— Start of SOURCE RECORDS —
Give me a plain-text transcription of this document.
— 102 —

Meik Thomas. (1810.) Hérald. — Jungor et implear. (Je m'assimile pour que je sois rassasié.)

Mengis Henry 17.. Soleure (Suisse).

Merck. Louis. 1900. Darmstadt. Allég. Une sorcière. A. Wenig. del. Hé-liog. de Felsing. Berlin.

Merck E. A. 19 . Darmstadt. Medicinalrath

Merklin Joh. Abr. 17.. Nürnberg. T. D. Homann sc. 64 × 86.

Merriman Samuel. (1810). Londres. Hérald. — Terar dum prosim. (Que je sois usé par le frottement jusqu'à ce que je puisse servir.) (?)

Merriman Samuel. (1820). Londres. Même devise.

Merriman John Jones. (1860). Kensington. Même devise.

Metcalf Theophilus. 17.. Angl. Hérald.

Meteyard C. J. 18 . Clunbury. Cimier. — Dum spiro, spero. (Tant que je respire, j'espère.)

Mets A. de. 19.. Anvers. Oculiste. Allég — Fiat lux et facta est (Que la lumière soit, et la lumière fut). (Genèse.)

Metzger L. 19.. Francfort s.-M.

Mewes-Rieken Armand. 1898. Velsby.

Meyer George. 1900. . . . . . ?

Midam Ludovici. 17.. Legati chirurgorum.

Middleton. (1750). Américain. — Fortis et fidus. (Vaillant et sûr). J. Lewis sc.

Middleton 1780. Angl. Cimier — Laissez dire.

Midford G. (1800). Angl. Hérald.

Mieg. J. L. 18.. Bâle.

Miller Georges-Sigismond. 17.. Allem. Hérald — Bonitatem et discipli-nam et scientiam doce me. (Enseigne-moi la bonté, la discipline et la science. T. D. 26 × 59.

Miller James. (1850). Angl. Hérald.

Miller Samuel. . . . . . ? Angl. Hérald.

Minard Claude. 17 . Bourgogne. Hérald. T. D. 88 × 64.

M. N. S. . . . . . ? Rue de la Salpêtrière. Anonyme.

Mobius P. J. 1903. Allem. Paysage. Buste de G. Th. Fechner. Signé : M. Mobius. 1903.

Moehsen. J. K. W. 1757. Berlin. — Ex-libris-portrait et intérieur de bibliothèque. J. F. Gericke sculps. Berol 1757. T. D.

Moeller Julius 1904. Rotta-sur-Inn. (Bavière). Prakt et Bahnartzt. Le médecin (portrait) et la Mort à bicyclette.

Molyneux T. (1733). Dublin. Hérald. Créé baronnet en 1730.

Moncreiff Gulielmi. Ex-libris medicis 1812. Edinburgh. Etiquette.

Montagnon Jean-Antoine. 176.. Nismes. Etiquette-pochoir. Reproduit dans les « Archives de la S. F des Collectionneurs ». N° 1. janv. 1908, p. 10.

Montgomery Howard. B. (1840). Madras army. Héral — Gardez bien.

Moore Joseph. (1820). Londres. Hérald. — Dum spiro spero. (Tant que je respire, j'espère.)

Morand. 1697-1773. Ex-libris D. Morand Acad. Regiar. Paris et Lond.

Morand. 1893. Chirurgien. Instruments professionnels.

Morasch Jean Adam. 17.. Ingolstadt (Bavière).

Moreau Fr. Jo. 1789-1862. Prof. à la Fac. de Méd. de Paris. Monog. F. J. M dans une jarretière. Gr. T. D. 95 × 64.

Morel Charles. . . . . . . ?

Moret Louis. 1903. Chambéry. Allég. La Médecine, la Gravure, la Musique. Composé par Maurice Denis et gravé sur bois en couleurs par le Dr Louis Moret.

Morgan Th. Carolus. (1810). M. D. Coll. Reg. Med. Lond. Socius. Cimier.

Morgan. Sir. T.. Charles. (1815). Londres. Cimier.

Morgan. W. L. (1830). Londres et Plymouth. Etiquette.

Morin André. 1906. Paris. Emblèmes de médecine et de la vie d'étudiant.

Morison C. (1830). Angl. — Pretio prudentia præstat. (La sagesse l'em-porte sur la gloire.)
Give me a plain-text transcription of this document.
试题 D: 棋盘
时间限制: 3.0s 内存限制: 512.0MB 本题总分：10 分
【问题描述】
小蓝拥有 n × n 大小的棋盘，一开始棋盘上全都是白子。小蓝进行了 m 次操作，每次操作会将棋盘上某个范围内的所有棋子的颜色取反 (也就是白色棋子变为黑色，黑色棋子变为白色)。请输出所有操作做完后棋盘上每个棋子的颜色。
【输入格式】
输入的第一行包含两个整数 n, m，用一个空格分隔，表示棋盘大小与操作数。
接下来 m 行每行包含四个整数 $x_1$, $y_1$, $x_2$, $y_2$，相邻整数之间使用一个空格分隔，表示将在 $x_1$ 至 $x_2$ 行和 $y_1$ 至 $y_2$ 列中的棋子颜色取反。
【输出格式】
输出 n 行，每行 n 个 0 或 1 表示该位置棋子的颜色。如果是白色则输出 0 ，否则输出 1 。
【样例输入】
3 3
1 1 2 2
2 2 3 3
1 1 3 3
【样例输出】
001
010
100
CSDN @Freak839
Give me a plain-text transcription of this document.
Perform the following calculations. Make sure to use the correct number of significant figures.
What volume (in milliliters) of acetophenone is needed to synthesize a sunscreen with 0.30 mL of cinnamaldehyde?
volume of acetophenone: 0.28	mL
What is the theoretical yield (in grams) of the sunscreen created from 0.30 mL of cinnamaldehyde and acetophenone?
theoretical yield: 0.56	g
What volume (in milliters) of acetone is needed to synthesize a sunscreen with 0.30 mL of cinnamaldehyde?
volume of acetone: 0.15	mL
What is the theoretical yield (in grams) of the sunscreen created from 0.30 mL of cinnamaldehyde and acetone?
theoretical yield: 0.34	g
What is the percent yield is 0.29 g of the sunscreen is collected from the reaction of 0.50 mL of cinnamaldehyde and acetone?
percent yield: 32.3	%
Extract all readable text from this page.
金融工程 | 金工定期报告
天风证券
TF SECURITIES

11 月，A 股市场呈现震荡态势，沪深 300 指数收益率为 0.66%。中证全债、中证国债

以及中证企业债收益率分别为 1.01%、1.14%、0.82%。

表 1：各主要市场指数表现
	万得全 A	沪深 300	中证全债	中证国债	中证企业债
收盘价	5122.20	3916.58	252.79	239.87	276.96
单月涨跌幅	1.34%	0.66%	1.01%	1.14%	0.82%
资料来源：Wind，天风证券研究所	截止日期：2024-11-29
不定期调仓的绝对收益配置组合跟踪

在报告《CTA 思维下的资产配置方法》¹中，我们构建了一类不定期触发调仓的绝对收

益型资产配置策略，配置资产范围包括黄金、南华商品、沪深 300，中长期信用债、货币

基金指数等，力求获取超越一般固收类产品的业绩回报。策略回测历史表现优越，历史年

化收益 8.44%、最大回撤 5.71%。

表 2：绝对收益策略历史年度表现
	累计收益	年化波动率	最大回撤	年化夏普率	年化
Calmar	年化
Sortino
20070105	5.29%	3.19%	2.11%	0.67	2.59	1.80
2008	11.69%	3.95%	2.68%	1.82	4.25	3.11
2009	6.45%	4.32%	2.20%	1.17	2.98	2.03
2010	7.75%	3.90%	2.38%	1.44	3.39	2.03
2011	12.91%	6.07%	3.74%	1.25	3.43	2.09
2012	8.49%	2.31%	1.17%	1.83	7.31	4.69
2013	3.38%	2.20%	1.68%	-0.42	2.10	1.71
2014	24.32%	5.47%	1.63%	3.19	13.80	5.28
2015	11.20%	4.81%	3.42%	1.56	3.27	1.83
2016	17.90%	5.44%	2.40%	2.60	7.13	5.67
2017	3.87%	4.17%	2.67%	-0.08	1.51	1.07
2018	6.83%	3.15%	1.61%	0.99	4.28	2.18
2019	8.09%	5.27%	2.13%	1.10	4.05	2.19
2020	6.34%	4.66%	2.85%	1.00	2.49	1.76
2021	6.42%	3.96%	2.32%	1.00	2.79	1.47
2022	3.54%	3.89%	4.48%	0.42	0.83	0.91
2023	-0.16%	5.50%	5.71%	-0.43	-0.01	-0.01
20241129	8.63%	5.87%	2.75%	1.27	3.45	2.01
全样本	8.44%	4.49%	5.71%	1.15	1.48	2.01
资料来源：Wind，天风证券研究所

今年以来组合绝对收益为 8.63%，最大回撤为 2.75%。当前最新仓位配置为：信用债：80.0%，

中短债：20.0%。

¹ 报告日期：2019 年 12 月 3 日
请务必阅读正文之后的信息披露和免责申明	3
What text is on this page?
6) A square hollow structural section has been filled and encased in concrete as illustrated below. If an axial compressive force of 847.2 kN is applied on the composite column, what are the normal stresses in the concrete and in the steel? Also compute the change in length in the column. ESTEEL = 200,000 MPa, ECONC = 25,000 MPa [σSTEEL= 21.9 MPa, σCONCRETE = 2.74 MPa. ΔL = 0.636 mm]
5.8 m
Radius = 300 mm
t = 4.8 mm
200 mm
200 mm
— End of SOURCE RECORDS —
Pick out, from the lines above, every one that contains the string "espère".

**SOLUTION**
Meteyard C. J. 18 . Clunbury. Cimier. — Dum spiro, spero. (Tant que je respire, j'espère.)
Moore Joseph. (1820). Londres. Hérald. — Dum spiro spero. (Tant que je respire, j'espère.)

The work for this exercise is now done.